• [What to work on]
Write out, unchanged, the lines of the records below, starting at the line containing "805, 41, 826]" and ending with the line containing "782, 295, 850]", inclusive.

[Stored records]
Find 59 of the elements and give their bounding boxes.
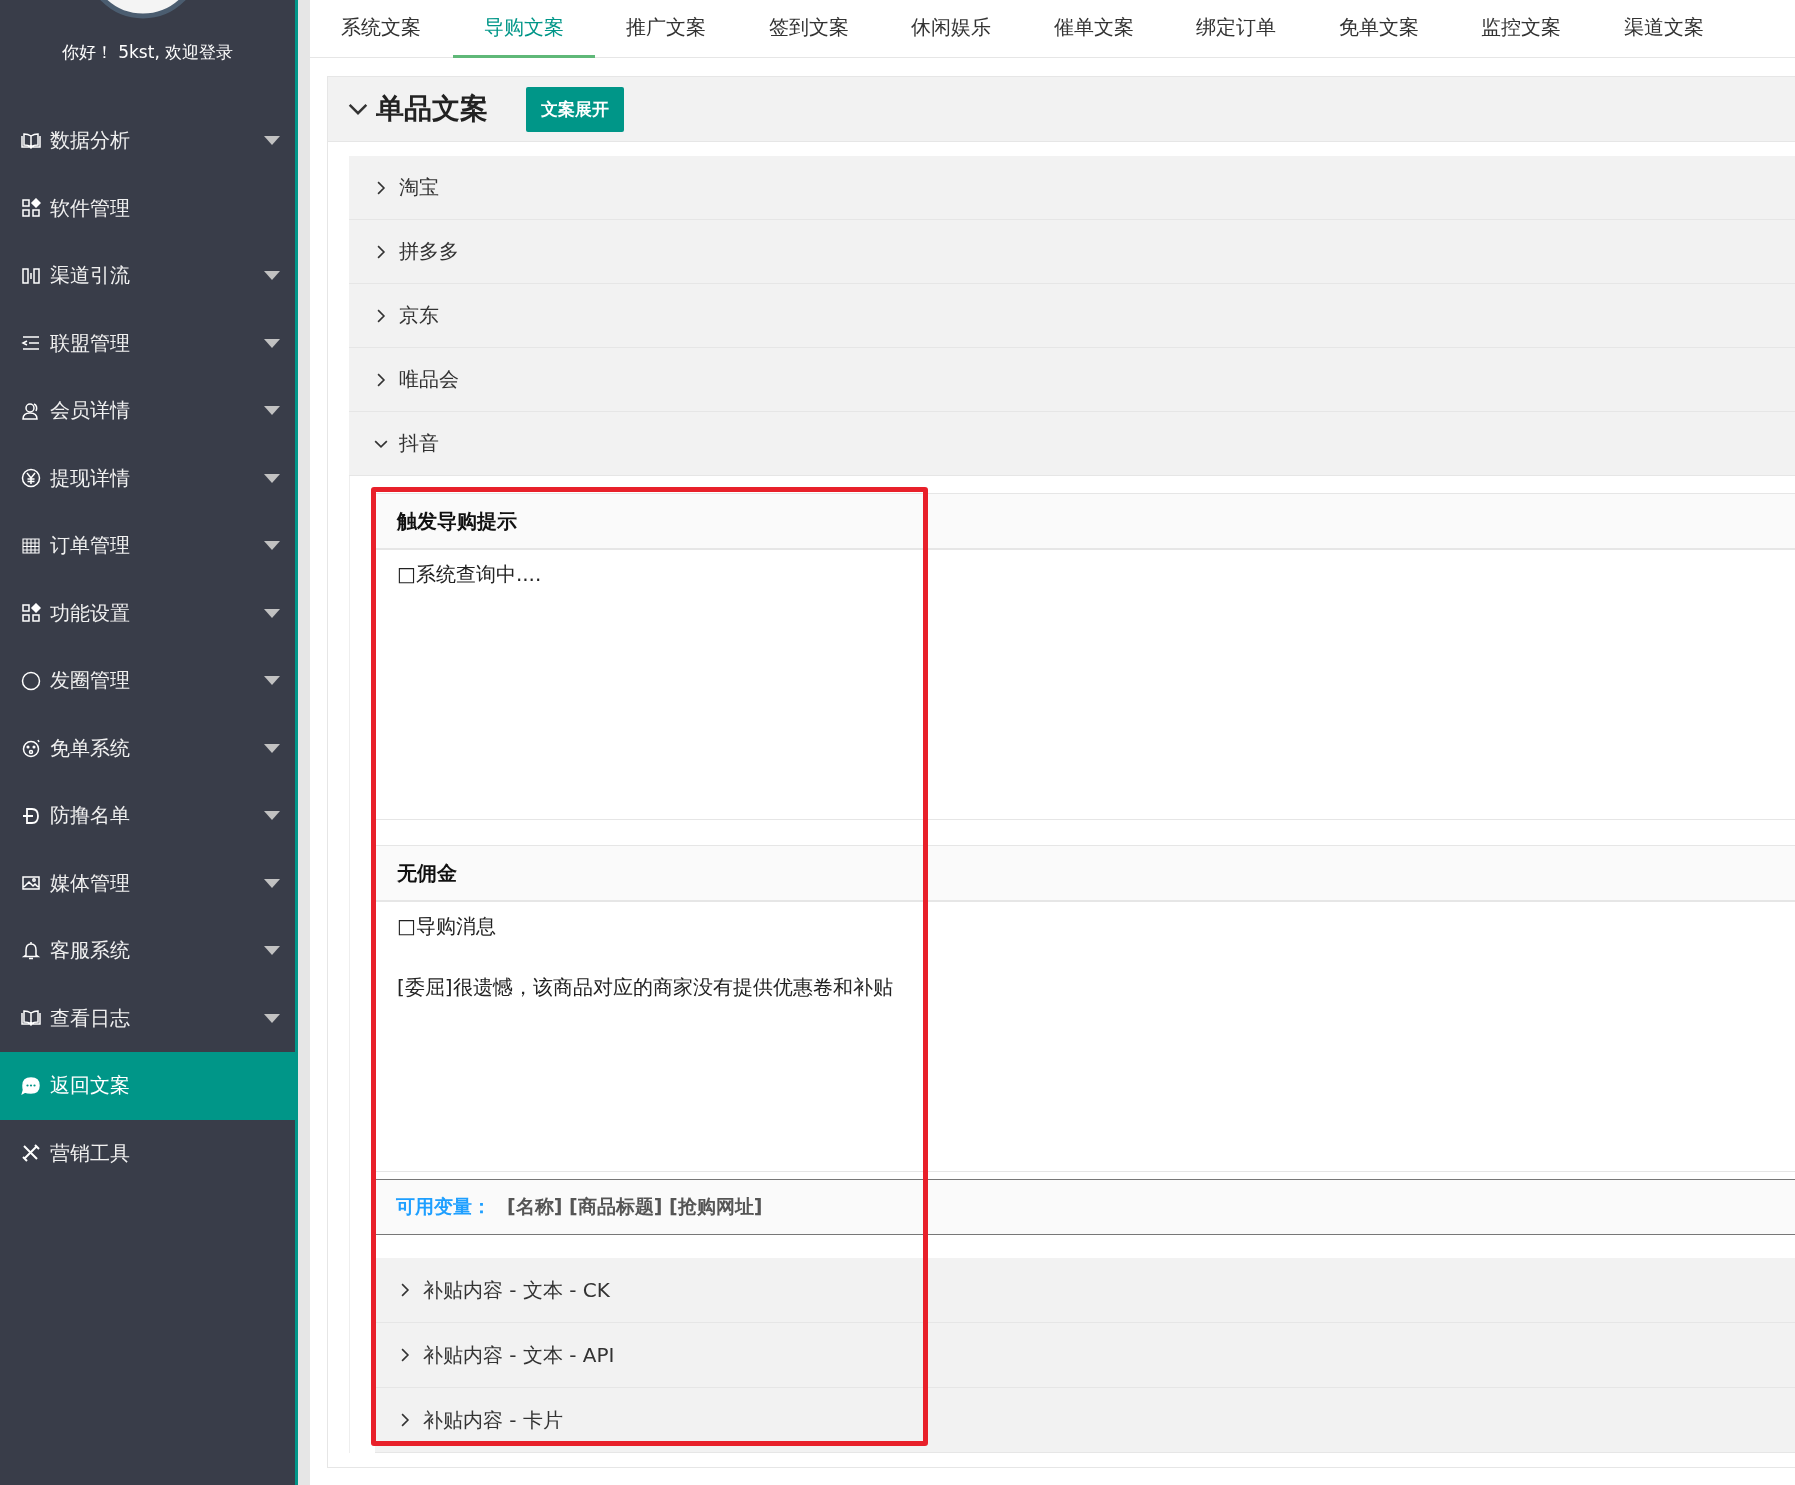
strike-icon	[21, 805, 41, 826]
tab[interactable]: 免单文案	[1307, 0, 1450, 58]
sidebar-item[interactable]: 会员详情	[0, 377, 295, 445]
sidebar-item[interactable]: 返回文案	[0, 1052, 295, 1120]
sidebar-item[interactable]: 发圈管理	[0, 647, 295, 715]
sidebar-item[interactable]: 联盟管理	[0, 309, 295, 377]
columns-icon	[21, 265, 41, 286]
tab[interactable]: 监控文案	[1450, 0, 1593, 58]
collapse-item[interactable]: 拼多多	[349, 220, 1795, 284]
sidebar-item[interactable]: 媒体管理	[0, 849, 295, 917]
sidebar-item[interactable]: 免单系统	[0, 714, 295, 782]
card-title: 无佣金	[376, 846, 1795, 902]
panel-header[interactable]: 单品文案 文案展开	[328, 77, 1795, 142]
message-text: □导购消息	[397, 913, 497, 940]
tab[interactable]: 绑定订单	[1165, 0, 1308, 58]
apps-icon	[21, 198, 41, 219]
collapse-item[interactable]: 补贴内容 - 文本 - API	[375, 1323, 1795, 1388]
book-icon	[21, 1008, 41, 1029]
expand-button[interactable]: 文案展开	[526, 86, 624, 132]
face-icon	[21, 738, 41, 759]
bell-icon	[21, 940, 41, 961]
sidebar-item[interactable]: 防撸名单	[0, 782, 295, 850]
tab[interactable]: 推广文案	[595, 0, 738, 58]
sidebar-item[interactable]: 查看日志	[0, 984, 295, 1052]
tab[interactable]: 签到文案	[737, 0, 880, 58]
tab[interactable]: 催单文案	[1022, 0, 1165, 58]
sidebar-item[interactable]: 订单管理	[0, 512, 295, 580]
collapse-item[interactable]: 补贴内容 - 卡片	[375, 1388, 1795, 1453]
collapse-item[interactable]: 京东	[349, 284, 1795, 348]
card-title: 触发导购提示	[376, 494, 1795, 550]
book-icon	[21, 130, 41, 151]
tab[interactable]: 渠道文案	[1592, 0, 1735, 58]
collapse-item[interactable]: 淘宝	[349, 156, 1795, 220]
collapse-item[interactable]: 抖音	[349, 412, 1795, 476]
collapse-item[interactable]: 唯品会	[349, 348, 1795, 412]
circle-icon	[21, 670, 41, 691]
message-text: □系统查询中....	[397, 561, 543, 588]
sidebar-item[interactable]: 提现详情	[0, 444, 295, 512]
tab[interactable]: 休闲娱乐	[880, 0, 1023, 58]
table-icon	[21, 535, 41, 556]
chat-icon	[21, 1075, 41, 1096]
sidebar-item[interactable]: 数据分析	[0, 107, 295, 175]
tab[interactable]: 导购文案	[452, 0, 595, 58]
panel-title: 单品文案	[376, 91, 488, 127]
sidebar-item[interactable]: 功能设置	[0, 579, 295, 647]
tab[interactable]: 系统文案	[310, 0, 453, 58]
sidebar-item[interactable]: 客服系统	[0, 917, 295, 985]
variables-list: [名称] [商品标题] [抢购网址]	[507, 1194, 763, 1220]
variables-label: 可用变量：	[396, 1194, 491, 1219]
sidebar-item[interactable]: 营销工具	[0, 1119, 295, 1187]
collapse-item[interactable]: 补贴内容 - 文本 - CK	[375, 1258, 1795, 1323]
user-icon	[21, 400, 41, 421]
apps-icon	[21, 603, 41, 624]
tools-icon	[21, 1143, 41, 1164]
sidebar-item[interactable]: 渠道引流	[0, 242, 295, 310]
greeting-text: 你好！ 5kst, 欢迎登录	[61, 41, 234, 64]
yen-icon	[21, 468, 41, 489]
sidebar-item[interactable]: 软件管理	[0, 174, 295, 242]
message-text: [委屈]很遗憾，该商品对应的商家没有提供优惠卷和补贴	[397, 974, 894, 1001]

• [Solution to this task]
strike-icon	[21, 805, 41, 826]
tab[interactable]: 免单文案	[1307, 0, 1450, 58]
sidebar-item[interactable]: 会员详情	[0, 377, 295, 445]
sidebar-item[interactable]: 返回文案	[0, 1052, 295, 1120]
sidebar-item[interactable]: 发圈管理	[0, 647, 295, 715]
sidebar-item[interactable]: 联盟管理	[0, 309, 295, 377]
columns-icon	[21, 265, 41, 286]
tab[interactable]: 监控文案	[1450, 0, 1593, 58]
collapse-item[interactable]: 拼多多	[349, 220, 1795, 284]
sidebar-item[interactable]: 媒体管理	[0, 849, 295, 917]
sidebar-item[interactable]: 免单系统	[0, 714, 295, 782]
card-title: 无佣金	[376, 846, 1795, 902]
panel-header[interactable]: 单品文案 文案展开	[328, 77, 1795, 142]
message-text: □导购消息	[397, 913, 497, 940]
tab[interactable]: 绑定订单	[1165, 0, 1308, 58]
apps-icon	[21, 198, 41, 219]
collapse-item[interactable]: 补贴内容 - 文本 - API	[375, 1323, 1795, 1388]
book-icon	[21, 1008, 41, 1029]
expand-button[interactable]: 文案展开	[526, 86, 624, 132]
face-icon	[21, 738, 41, 759]
bell-icon	[21, 940, 41, 961]
sidebar-item[interactable]: 防撸名单	[0, 782, 295, 850]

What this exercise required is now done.